-- BEGIN Records shown --
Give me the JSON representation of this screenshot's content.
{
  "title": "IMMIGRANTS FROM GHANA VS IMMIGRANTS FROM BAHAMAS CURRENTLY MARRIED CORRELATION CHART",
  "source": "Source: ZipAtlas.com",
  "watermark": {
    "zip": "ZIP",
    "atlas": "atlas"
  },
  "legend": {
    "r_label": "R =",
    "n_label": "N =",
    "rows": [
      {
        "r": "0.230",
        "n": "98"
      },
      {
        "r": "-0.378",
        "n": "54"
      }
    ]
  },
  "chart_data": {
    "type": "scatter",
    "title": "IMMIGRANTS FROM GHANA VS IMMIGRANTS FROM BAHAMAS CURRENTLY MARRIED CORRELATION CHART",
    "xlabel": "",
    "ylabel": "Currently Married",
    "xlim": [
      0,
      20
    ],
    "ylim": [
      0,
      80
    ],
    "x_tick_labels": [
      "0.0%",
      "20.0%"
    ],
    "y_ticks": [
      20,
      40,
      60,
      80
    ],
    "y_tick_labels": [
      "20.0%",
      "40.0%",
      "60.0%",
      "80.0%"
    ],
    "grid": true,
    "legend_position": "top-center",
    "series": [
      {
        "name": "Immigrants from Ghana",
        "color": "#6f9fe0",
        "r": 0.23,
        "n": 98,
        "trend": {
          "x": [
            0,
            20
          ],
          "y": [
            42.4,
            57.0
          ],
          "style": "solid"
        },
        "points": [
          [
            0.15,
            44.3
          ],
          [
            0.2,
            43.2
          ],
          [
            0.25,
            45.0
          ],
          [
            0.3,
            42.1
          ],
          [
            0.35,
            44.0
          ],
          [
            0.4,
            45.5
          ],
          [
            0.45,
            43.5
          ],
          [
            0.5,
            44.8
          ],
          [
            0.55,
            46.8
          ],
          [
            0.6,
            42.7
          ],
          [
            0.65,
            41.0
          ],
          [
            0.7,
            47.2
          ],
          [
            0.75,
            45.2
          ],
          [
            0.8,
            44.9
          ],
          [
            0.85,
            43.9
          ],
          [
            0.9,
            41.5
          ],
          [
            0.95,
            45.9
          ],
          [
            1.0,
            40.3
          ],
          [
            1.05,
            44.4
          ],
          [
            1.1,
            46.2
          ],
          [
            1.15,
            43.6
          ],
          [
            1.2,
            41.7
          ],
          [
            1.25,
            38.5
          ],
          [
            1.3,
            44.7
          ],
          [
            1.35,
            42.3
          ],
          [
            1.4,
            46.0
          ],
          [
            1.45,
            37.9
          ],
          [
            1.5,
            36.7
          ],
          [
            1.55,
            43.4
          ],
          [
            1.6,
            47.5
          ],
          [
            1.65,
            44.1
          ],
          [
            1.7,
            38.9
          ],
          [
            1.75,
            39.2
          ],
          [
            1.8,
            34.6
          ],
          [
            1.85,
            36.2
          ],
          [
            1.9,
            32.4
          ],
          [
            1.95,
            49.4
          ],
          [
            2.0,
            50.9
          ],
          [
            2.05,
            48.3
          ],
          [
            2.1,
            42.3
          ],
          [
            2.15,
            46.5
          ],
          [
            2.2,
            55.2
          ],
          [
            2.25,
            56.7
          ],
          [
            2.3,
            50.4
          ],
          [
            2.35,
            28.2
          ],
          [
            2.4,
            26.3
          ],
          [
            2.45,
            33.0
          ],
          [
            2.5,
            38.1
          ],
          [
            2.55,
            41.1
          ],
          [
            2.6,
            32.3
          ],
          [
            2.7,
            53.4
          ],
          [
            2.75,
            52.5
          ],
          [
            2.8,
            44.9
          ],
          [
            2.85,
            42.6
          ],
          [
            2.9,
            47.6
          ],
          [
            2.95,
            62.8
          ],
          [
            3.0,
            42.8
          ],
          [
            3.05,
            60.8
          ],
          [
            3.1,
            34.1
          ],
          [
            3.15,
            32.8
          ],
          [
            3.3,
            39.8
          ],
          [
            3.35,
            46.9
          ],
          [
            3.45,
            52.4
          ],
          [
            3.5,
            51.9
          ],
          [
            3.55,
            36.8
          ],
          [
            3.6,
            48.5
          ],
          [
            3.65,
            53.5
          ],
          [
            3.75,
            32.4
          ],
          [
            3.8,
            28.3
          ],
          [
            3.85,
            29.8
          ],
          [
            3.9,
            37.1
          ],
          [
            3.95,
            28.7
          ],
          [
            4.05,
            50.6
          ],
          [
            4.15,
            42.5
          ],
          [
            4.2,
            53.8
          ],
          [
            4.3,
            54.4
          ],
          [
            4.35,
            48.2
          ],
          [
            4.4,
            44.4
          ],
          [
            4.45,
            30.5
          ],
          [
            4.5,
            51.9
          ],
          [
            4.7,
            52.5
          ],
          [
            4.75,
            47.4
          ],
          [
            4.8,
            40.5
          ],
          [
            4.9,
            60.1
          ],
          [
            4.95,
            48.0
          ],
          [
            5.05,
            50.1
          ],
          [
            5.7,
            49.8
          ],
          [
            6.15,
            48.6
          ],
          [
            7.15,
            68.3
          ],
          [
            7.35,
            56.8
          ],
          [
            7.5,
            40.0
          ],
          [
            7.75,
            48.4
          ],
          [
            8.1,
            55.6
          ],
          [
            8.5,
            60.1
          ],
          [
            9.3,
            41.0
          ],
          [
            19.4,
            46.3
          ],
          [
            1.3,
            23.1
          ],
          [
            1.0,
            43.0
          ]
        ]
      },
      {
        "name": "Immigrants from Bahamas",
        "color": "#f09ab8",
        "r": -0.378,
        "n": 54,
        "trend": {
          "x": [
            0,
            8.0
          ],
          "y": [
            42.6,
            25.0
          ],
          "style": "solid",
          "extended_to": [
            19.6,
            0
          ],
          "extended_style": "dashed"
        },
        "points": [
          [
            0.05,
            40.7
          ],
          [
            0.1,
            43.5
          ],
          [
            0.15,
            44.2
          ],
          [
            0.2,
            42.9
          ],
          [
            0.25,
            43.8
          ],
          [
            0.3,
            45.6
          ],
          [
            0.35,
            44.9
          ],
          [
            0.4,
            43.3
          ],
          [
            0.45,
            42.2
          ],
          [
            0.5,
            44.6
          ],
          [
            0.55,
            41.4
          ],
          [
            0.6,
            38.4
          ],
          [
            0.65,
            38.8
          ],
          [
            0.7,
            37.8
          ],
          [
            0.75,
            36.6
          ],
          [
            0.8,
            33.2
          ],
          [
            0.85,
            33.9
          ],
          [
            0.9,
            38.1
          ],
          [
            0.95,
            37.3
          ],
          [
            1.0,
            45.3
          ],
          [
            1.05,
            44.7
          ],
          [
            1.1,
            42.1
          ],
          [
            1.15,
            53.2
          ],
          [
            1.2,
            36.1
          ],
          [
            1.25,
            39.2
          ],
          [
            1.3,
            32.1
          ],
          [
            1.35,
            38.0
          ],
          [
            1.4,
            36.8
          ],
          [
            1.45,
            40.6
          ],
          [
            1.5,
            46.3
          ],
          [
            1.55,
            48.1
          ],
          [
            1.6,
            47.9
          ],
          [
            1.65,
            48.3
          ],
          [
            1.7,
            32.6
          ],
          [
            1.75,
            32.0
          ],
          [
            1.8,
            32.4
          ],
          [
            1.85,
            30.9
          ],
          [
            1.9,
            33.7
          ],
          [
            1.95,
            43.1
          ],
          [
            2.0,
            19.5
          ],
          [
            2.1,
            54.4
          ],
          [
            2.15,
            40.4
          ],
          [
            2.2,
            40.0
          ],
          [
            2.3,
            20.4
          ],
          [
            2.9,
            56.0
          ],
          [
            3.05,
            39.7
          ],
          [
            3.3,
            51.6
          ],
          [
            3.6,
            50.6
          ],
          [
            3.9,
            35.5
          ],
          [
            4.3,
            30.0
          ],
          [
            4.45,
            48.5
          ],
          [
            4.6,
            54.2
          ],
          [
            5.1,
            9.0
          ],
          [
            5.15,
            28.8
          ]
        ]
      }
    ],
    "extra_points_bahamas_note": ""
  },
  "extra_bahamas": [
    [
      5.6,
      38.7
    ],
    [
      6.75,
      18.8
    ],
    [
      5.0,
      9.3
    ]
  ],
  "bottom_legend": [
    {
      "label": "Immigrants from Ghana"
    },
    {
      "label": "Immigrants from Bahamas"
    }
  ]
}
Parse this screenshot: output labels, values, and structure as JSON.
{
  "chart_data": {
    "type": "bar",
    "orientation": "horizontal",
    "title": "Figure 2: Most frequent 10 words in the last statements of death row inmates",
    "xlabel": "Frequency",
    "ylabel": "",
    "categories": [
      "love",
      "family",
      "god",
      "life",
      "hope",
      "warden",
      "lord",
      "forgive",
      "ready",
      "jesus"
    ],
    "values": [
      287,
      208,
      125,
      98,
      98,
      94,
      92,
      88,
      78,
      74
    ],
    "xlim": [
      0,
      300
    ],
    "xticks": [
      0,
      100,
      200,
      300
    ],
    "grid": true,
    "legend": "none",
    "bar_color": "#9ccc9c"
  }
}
-- END Records shown --
# Exercise description
Find every line holding the word "title"; give their count and nothing else.

# Result of this task
3